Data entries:
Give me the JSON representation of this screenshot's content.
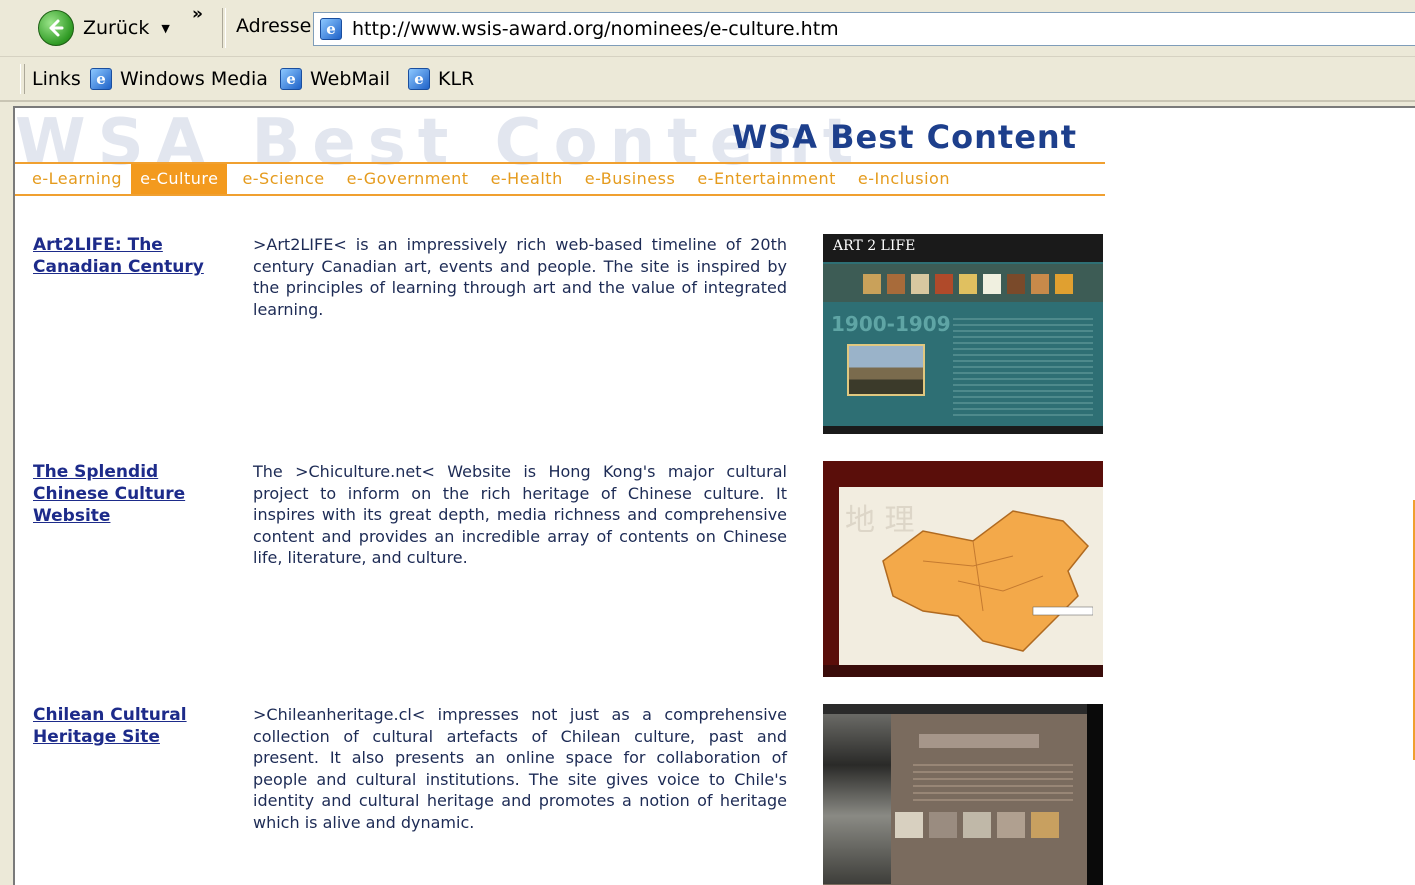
{
  "browser": {
    "back_label": "Zurück",
    "more_chevron": "»",
    "address_label": "Adresse",
    "url": "http://www.wsis-award.org/nominees/e-culture.htm",
    "links_label": "Links",
    "links": [
      "Windows Media",
      "WebMail",
      "KLR"
    ]
  },
  "page": {
    "watermark": "WSA Best Content",
    "banner_title": "WSA Best Content",
    "nav": [
      {
        "label": "e-Learning",
        "active": false
      },
      {
        "label": "e-Culture",
        "active": true
      },
      {
        "label": "e-Science",
        "active": false
      },
      {
        "label": "e-Government",
        "active": false
      },
      {
        "label": "e-Health",
        "active": false
      },
      {
        "label": "e-Business",
        "active": false
      },
      {
        "label": "e-Entertainment",
        "active": false
      },
      {
        "label": "e-Inclusion",
        "active": false
      }
    ],
    "entries": [
      {
        "title": "Art2LIFE: The Canadian Century",
        "description": ">Art2LIFE< is an impressively rich web-based timeline of 20th century Canadian art, events and people. The site is inspired by the principles of learning through art and the value of integrated learning.",
        "thumb_logo": "ART 2 LIFE",
        "thumb_year": "1900-1909"
      },
      {
        "title": "The Splendid Chinese Culture Website",
        "description": "The >Chiculture.net< Website is Hong Kong's major cultural project to inform on the rich heritage of Chinese culture. It inspires with its great depth, media richness and comprehensive content and provides an incredible array of contents on Chinese life, literature, and culture.",
        "thumb_watermark": "地 理"
      },
      {
        "title": "Chilean Cultural Heritage Site",
        "description": ">Chileanheritage.cl< impresses not just as a comprehensive collection of cultural artefacts of Chilean culture, past and present. It also presents an online space for collaboration of people and cultural institutions. The site gives voice to Chile's identity and cultural heritage and promotes a notion of heritage which is alive and dynamic."
      }
    ]
  },
  "colors": {
    "accent_orange": "#f39a1e",
    "title_blue": "#1d3f8c",
    "link_blue": "#1d2b8a"
  }
}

TASK INSTRUCTIONS:
Look through the material and copy each line that has "Canadian".

OUTPUT OF THE EXERCISE:
        "title": "Art2LIFE: The Canadian Century",
        "description": ">Art2LIFE< is an impressively rich web-based timeline of 20th century Canadian art, events and people. The site is inspired by the principles of learning through art and the value of integrated learning.",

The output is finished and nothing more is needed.